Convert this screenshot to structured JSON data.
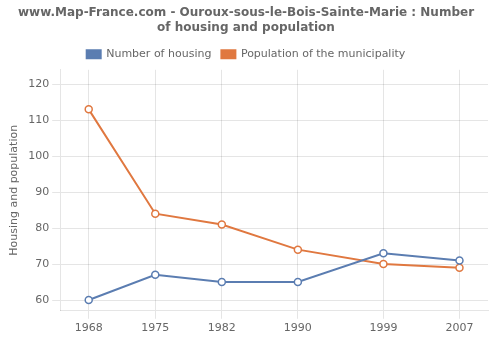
{
  "chart_data": {
    "type": "line",
    "title": "www.Map-France.com - Ouroux-sous-le-Bois-Sainte-Marie : Number of housing and population",
    "y_label": "Housing and population",
    "x": [
      1968,
      1975,
      1982,
      1990,
      1999,
      2007
    ],
    "series": [
      {
        "name": "Number of housing",
        "color": "#5b7db1",
        "values": [
          60,
          67,
          65,
          65,
          73,
          71
        ]
      },
      {
        "name": "Population of the municipality",
        "color": "#e07840",
        "values": [
          113,
          84,
          81,
          74,
          70,
          69
        ]
      }
    ],
    "xlim": [
      1965,
      2010
    ],
    "xticks": [
      1968,
      1975,
      1982,
      1990,
      1999,
      2007
    ],
    "ylim": [
      57,
      124
    ],
    "yticks": [
      60,
      70,
      80,
      90,
      100,
      110,
      120
    ],
    "grid": true,
    "legend": "top",
    "marker": "circle"
  }
}
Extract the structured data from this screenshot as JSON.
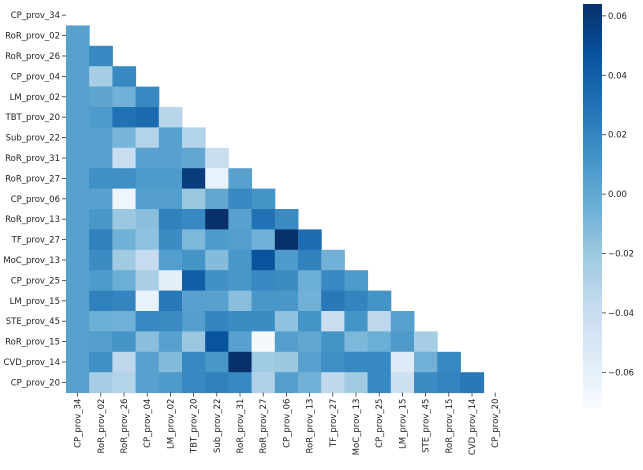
{
  "chart_data": {
    "type": "heatmap",
    "title": "",
    "xlabel": "",
    "ylabel": "",
    "mask": "upper-triangle-including-diagonal",
    "labels": [
      "CP_prov_34",
      "RoR_prov_02",
      "RoR_prov_26",
      "CP_prov_04",
      "LM_prov_02",
      "TBT_prov_20",
      "Sub_prov_22",
      "RoR_prov_31",
      "RoR_prov_27",
      "CP_prov_06",
      "RoR_prov_13",
      "TF_prov_27",
      "MoC_prov_13",
      "CP_prov_25",
      "LM_prov_15",
      "STE_prov_45",
      "RoR_prov_15",
      "CVD_prov_14",
      "CP_prov_20"
    ],
    "matrix": [
      [],
      [
        0.004
      ],
      [
        0.004,
        0.018
      ],
      [
        0.004,
        -0.024,
        0.018
      ],
      [
        0.004,
        0.002,
        -0.006,
        0.018
      ],
      [
        0.004,
        0.008,
        0.03,
        0.034,
        -0.032
      ],
      [
        0.004,
        0.004,
        -0.008,
        -0.03,
        0.004,
        -0.03
      ],
      [
        0.004,
        0.004,
        -0.04,
        0.004,
        0.004,
        0.0,
        -0.04
      ],
      [
        0.004,
        0.014,
        0.014,
        0.008,
        0.008,
        0.058,
        -0.062,
        0.004
      ],
      [
        0.004,
        0.004,
        -0.066,
        0.006,
        0.006,
        -0.02,
        0.0,
        0.018,
        0.012
      ],
      [
        0.004,
        0.01,
        -0.02,
        -0.014,
        0.022,
        0.018,
        0.064,
        0.004,
        0.03,
        0.016
      ],
      [
        0.004,
        0.022,
        -0.006,
        -0.016,
        0.016,
        -0.01,
        0.008,
        0.006,
        -0.006,
        0.064,
        0.032
      ],
      [
        0.004,
        0.016,
        -0.022,
        -0.038,
        0.006,
        0.012,
        -0.012,
        0.01,
        0.046,
        0.008,
        0.022,
        -0.006
      ],
      [
        0.004,
        0.008,
        -0.004,
        -0.026,
        -0.058,
        0.04,
        0.014,
        0.01,
        0.018,
        0.016,
        -0.004,
        0.018,
        0.008
      ],
      [
        0.004,
        0.022,
        0.02,
        -0.062,
        0.026,
        0.004,
        0.004,
        -0.014,
        0.01,
        0.01,
        -0.006,
        0.026,
        0.02,
        0.012
      ],
      [
        0.004,
        -0.004,
        -0.006,
        0.018,
        0.016,
        0.006,
        0.02,
        0.016,
        0.016,
        -0.016,
        0.012,
        -0.04,
        0.012,
        -0.034,
        0.004
      ],
      [
        0.004,
        0.006,
        0.012,
        -0.014,
        0.004,
        -0.02,
        0.046,
        0.004,
        -0.07,
        0.006,
        0.0,
        0.012,
        -0.01,
        -0.004,
        0.008,
        -0.024
      ],
      [
        0.004,
        0.014,
        -0.034,
        0.004,
        -0.012,
        0.018,
        0.01,
        0.064,
        -0.022,
        -0.02,
        0.004,
        0.014,
        0.018,
        0.018,
        -0.054,
        -0.006,
        0.018
      ],
      [
        0.004,
        -0.024,
        -0.03,
        0.004,
        0.008,
        0.018,
        0.022,
        0.018,
        -0.028,
        0.006,
        -0.006,
        -0.036,
        -0.022,
        0.018,
        -0.044,
        0.016,
        0.02,
        0.026
      ]
    ],
    "colorbar": {
      "min": -0.072,
      "max": 0.064,
      "ticks": [
        0.06,
        0.04,
        0.02,
        0.0,
        -0.02,
        -0.04,
        -0.06
      ],
      "tick_labels": [
        "0.06",
        "0.04",
        "0.02",
        "0.00",
        "−0.02",
        "−0.04",
        "−0.06"
      ],
      "colormap": "Blues",
      "colors": [
        "#f7fbff",
        "#deebf7",
        "#c6dbef",
        "#9ecae1",
        "#6baed6",
        "#4292c6",
        "#2171b5",
        "#08519c",
        "#08306b"
      ]
    }
  }
}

━━━━━━━━━━━━━━━━

▶ _Written request_:
What is needed is an exact reproduction of the data, pictures excluded.

▶ _Output of the exercise_:
Convert this screenshot to structured JSON data.
{
  "chart_data": {
    "type": "line",
    "title": "www.Map-France.com - Ouroux-sous-le-Bois-Sainte-Marie : Number of housing and population",
    "y_label": "Housing and population",
    "x": [
      1968,
      1975,
      1982,
      1990,
      1999,
      2007
    ],
    "series": [
      {
        "name": "Number of housing",
        "color": "#5b7db1",
        "values": [
          60,
          67,
          65,
          65,
          73,
          71
        ]
      },
      {
        "name": "Population of the municipality",
        "color": "#e07840",
        "values": [
          113,
          84,
          81,
          74,
          70,
          69
        ]
      }
    ],
    "xlim": [
      1965,
      2010
    ],
    "xticks": [
      1968,
      1975,
      1982,
      1990,
      1999,
      2007
    ],
    "ylim": [
      57,
      124
    ],
    "yticks": [
      60,
      70,
      80,
      90,
      100,
      110,
      120
    ],
    "grid": true,
    "legend": "top",
    "marker": "circle"
  }
}
Extract the structured data from this screenshot as JSON.
{
  "chart_data": {
    "type": "heatmap",
    "title": "",
    "xlabel": "",
    "ylabel": "",
    "mask": "upper-triangle-including-diagonal",
    "labels": [
      "CP_prov_34",
      "RoR_prov_02",
      "RoR_prov_26",
      "CP_prov_04",
      "LM_prov_02",
      "TBT_prov_20",
      "Sub_prov_22",
      "RoR_prov_31",
      "RoR_prov_27",
      "CP_prov_06",
      "RoR_prov_13",
      "TF_prov_27",
      "MoC_prov_13",
      "CP_prov_25",
      "LM_prov_15",
      "STE_prov_45",
      "RoR_prov_15",
      "CVD_prov_14",
      "CP_prov_20"
    ],
    "matrix": [
      [],
      [
        0.004
      ],
      [
        0.004,
        0.018
      ],
      [
        0.004,
        -0.024,
        0.018
      ],
      [
        0.004,
        0.002,
        -0.006,
        0.018
      ],
      [
        0.004,
        0.008,
        0.03,
        0.034,
        -0.032
      ],
      [
        0.004,
        0.004,
        -0.008,
        -0.03,
        0.004,
        -0.03
      ],
      [
        0.004,
        0.004,
        -0.04,
        0.004,
        0.004,
        0.0,
        -0.04
      ],
      [
        0.004,
        0.014,
        0.014,
        0.008,
        0.008,
        0.058,
        -0.062,
        0.004
      ],
      [
        0.004,
        0.004,
        -0.066,
        0.006,
        0.006,
        -0.02,
        0.0,
        0.018,
        0.012
      ],
      [
        0.004,
        0.01,
        -0.02,
        -0.014,
        0.022,
        0.018,
        0.064,
        0.004,
        0.03,
        0.016
      ],
      [
        0.004,
        0.022,
        -0.006,
        -0.016,
        0.016,
        -0.01,
        0.008,
        0.006,
        -0.006,
        0.064,
        0.032
      ],
      [
        0.004,
        0.016,
        -0.022,
        -0.038,
        0.006,
        0.012,
        -0.012,
        0.01,
        0.046,
        0.008,
        0.022,
        -0.006
      ],
      [
        0.004,
        0.008,
        -0.004,
        -0.026,
        -0.058,
        0.04,
        0.014,
        0.01,
        0.018,
        0.016,
        -0.004,
        0.018,
        0.008
      ],
      [
        0.004,
        0.022,
        0.02,
        -0.062,
        0.026,
        0.004,
        0.004,
        -0.014,
        0.01,
        0.01,
        -0.006,
        0.026,
        0.02,
        0.012
      ],
      [
        0.004,
        -0.004,
        -0.006,
        0.018,
        0.016,
        0.006,
        0.02,
        0.016,
        0.016,
        -0.016,
        0.012,
        -0.04,
        0.012,
        -0.034,
        0.004
      ],
      [
        0.004,
        0.006,
        0.012,
        -0.014,
        0.004,
        -0.02,
        0.046,
        0.004,
        -0.07,
        0.006,
        0.0,
        0.012,
        -0.01,
        -0.004,
        0.008,
        -0.024
      ],
      [
        0.004,
        0.014,
        -0.034,
        0.004,
        -0.012,
        0.018,
        0.01,
        0.064,
        -0.022,
        -0.02,
        0.004,
        0.014,
        0.018,
        0.018,
        -0.054,
        -0.006,
        0.018
      ],
      [
        0.004,
        -0.024,
        -0.03,
        0.004,
        0.008,
        0.018,
        0.022,
        0.018,
        -0.028,
        0.006,
        -0.006,
        -0.036,
        -0.022,
        0.018,
        -0.044,
        0.016,
        0.02,
        0.026
      ]
    ],
    "colorbar": {
      "min": -0.072,
      "max": 0.064,
      "ticks": [
        0.06,
        0.04,
        0.02,
        0.0,
        -0.02,
        -0.04,
        -0.06
      ],
      "tick_labels": [
        "0.06",
        "0.04",
        "0.02",
        "0.00",
        "−0.02",
        "−0.04",
        "−0.06"
      ],
      "colormap": "Blues",
      "colors": [
        "#f7fbff",
        "#deebf7",
        "#c6dbef",
        "#9ecae1",
        "#6baed6",
        "#4292c6",
        "#2171b5",
        "#08519c",
        "#08306b"
      ]
    }
  }
}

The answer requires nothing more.